■ **The request**
Give the listing below again in full, exactly as written.

■ **Data rows**
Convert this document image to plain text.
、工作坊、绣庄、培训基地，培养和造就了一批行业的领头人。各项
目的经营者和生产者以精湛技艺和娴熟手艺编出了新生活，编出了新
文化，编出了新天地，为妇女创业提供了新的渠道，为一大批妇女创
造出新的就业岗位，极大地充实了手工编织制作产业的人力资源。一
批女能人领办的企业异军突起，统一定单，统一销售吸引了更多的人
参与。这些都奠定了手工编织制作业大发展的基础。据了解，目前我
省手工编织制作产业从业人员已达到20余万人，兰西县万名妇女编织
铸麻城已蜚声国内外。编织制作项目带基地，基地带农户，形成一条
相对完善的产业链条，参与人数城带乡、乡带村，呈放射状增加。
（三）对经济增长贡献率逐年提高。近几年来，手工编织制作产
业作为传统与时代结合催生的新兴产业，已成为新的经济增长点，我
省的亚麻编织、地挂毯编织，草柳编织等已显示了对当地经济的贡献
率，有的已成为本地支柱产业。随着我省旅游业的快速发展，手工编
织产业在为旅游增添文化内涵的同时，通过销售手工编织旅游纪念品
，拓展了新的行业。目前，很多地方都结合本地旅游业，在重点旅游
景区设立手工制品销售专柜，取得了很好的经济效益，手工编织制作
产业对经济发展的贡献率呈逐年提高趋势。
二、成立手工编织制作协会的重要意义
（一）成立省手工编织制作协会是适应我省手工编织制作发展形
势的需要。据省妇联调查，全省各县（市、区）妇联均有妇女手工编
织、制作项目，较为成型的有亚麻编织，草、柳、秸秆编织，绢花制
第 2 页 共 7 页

■ **The response**
Convert this document image to plain text.
、工作坊、绣庄、培训基地，培养和造就了一批行业的领头人。各项
目的经营者和生产者以精湛技艺和娴熟手艺编出了新生活，编出了新
文化，编出了新天地，为妇女创业提供了新的渠道，为一大批妇女创
造出新的就业岗位，极大地充实了手工编织制作产业的人力资源。一
批女能人领办的企业异军突起，统一定单，统一销售吸引了更多的人
参与。这些都奠定了手工编织制作业大发展的基础。据了解，目前我
省手工编织制作产业从业人员已达到20余万人，兰西县万名妇女编织
铸麻城已蜚声国内外。编织制作项目带基地，基地带农户，形成一条
相对完善的产业链条，参与人数城带乡、乡带村，呈放射状增加。
（三）对经济增长贡献率逐年提高。近几年来，手工编织制作产
业作为传统与时代结合催生的新兴产业，已成为新的经济增长点，我
省的亚麻编织、地挂毯编织，草柳编织等已显示了对当地经济的贡献
率，有的已成为本地支柱产业。随着我省旅游业的快速发展，手工编
织产业在为旅游增添文化内涵的同时，通过销售手工编织旅游纪念品
，拓展了新的行业。目前，很多地方都结合本地旅游业，在重点旅游
景区设立手工制品销售专柜，取得了很好的经济效益，手工编织制作
产业对经济发展的贡献率呈逐年提高趋势。
二、成立手工编织制作协会的重要意义
（一）成立省手工编织制作协会是适应我省手工编织制作发展形
势的需要。据省妇联调查，全省各县（市、区）妇联均有妇女手工编
织、制作项目，较为成型的有亚麻编织，草、柳、秸秆编织，绢花制
第 2 页 共 7 页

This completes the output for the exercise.